DATASET ENTRIES:
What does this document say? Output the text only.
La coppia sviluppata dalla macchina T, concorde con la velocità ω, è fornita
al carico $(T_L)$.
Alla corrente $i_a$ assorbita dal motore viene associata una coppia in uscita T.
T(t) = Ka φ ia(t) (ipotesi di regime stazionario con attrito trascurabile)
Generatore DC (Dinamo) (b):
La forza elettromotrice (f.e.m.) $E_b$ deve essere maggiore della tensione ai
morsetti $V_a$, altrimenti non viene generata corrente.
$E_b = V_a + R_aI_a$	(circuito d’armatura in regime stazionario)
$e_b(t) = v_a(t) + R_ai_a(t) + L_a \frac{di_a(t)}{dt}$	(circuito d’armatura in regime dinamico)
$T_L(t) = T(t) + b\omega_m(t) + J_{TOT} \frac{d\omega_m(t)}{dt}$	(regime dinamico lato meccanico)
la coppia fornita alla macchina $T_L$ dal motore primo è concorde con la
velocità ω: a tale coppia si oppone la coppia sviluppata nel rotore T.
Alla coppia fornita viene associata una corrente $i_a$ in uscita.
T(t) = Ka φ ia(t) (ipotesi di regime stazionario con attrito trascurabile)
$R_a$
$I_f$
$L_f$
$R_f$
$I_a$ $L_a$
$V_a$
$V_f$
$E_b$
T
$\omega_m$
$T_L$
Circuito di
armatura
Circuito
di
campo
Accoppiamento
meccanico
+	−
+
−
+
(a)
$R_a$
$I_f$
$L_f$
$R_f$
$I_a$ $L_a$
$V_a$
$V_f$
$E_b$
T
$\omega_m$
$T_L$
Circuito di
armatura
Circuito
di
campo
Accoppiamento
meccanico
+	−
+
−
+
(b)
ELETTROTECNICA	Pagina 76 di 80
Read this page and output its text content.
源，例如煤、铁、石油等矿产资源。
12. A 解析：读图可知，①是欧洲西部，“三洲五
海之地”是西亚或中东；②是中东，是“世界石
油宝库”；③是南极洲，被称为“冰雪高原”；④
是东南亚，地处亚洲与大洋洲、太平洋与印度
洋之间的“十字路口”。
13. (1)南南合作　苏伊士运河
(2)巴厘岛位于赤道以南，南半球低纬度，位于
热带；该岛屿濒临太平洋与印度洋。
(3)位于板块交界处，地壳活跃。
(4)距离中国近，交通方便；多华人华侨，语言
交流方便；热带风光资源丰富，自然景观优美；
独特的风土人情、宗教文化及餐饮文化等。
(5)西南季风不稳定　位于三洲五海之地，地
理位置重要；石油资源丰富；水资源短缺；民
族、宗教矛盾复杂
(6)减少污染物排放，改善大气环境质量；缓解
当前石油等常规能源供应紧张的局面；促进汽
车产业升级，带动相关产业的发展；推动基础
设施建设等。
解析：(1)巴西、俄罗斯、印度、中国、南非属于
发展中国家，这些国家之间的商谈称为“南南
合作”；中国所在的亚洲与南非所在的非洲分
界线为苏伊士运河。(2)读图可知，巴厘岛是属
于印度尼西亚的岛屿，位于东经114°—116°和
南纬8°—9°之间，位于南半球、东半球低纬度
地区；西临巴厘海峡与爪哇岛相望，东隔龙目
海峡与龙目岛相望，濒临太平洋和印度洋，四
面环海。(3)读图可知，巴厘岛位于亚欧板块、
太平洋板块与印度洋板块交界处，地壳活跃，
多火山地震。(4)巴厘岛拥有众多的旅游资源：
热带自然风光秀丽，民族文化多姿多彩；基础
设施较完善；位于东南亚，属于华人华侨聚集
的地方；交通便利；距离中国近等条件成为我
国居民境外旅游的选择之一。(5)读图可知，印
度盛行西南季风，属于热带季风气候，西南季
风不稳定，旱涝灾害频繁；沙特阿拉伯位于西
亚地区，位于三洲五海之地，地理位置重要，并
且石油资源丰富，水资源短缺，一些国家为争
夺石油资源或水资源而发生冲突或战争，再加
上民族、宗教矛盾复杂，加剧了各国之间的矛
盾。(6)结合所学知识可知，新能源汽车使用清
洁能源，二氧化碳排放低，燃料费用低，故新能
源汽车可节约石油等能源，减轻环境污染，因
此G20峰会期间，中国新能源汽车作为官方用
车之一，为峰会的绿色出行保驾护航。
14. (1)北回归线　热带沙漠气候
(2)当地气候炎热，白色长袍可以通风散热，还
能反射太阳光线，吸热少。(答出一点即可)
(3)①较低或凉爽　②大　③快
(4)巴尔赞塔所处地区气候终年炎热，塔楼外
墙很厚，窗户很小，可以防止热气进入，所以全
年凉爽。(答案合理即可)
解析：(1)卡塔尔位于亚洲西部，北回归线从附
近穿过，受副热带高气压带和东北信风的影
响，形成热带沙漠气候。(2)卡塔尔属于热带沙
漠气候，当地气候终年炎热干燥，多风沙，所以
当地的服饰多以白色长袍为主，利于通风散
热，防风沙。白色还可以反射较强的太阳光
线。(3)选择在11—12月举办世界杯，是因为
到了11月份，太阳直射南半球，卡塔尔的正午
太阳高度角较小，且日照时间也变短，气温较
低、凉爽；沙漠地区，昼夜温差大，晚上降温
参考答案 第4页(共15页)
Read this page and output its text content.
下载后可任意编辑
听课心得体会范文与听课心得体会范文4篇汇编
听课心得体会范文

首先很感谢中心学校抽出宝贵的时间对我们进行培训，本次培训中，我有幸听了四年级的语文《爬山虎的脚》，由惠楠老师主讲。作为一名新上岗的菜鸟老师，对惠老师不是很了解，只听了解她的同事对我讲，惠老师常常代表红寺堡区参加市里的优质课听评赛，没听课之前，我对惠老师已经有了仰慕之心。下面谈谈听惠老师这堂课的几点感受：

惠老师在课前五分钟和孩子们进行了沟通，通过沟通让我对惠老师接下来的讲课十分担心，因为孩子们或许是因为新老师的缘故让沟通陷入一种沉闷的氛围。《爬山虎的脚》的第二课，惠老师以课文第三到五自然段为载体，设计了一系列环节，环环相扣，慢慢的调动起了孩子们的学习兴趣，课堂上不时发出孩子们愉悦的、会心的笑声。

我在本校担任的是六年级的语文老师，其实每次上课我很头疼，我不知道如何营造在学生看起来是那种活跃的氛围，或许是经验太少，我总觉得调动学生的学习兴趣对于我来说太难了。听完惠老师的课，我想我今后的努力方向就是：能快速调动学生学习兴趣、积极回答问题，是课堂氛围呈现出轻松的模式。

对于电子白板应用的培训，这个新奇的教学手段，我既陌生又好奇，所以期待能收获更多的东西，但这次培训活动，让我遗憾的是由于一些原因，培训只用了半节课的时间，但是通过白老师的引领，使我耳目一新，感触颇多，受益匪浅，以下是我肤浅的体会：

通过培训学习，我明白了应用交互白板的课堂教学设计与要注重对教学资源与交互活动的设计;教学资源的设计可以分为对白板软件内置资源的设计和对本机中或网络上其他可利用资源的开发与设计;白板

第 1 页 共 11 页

TASK TO CARRY OUT: Search the data for the string "位于三洲五海之地" and copy each line where it appears.

TASK SOLUTION:
(5)西南季风不稳定　位于三洲五海之地，地
亚地区，位于三洲五海之地，地理位置重要，并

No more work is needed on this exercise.